-- Start of Stored rows --

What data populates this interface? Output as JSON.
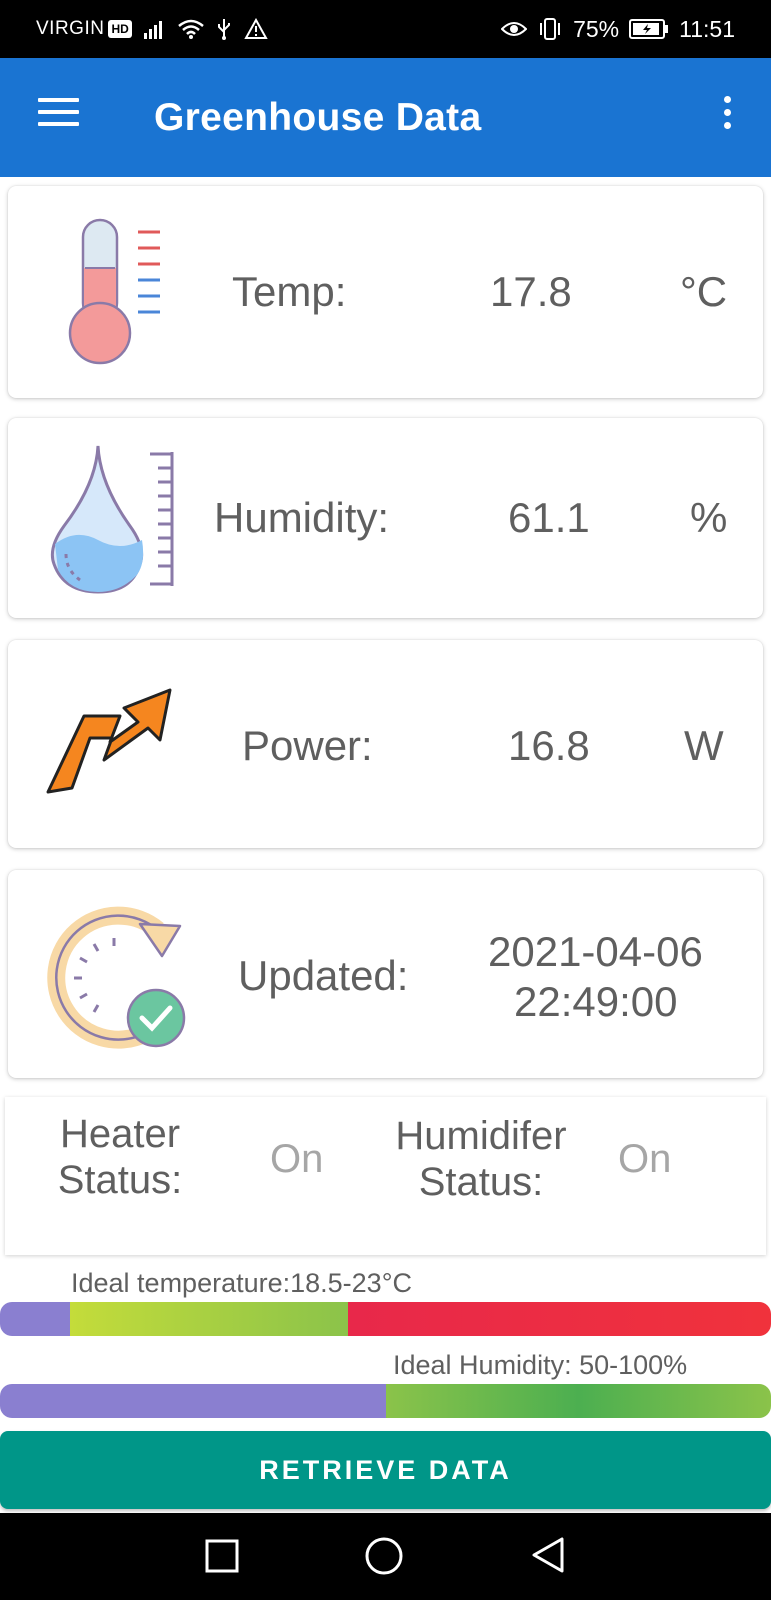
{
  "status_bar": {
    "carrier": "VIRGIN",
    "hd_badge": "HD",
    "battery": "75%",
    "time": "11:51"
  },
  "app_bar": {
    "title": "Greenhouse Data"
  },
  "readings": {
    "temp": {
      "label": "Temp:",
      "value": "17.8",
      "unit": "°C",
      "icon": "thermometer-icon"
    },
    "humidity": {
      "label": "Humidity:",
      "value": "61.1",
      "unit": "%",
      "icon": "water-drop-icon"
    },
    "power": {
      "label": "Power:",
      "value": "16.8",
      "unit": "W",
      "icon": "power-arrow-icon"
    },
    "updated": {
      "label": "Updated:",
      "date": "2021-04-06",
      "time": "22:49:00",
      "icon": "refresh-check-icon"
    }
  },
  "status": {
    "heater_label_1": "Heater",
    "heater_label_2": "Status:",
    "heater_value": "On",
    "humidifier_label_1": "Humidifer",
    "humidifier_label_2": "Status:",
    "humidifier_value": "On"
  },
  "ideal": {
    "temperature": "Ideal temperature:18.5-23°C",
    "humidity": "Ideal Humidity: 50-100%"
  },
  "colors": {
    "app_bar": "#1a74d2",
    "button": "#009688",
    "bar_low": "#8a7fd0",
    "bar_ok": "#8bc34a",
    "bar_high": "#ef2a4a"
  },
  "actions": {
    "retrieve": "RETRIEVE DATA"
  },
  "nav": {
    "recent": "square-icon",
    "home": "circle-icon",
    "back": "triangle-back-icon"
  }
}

-- End of Stored rows --

Short exercise:
Leave out the pictures and output every record above precisely as given.

Written response:
What data populates this interface? Output as JSON.
{
  "status_bar": {
    "carrier": "VIRGIN",
    "hd_badge": "HD",
    "battery": "75%",
    "time": "11:51"
  },
  "app_bar": {
    "title": "Greenhouse Data"
  },
  "readings": {
    "temp": {
      "label": "Temp:",
      "value": "17.8",
      "unit": "°C",
      "icon": "thermometer-icon"
    },
    "humidity": {
      "label": "Humidity:",
      "value": "61.1",
      "unit": "%",
      "icon": "water-drop-icon"
    },
    "power": {
      "label": "Power:",
      "value": "16.8",
      "unit": "W",
      "icon": "power-arrow-icon"
    },
    "updated": {
      "label": "Updated:",
      "date": "2021-04-06",
      "time": "22:49:00",
      "icon": "refresh-check-icon"
    }
  },
  "status": {
    "heater_label_1": "Heater",
    "heater_label_2": "Status:",
    "heater_value": "On",
    "humidifier_label_1": "Humidifer",
    "humidifier_label_2": "Status:",
    "humidifier_value": "On"
  },
  "ideal": {
    "temperature": "Ideal temperature:18.5-23°C",
    "humidity": "Ideal Humidity: 50-100%"
  },
  "colors": {
    "app_bar": "#1a74d2",
    "button": "#009688",
    "bar_low": "#8a7fd0",
    "bar_ok": "#8bc34a",
    "bar_high": "#ef2a4a"
  },
  "actions": {
    "retrieve": "RETRIEVE DATA"
  },
  "nav": {
    "recent": "square-icon",
    "home": "circle-icon",
    "back": "triangle-back-icon"
  }
}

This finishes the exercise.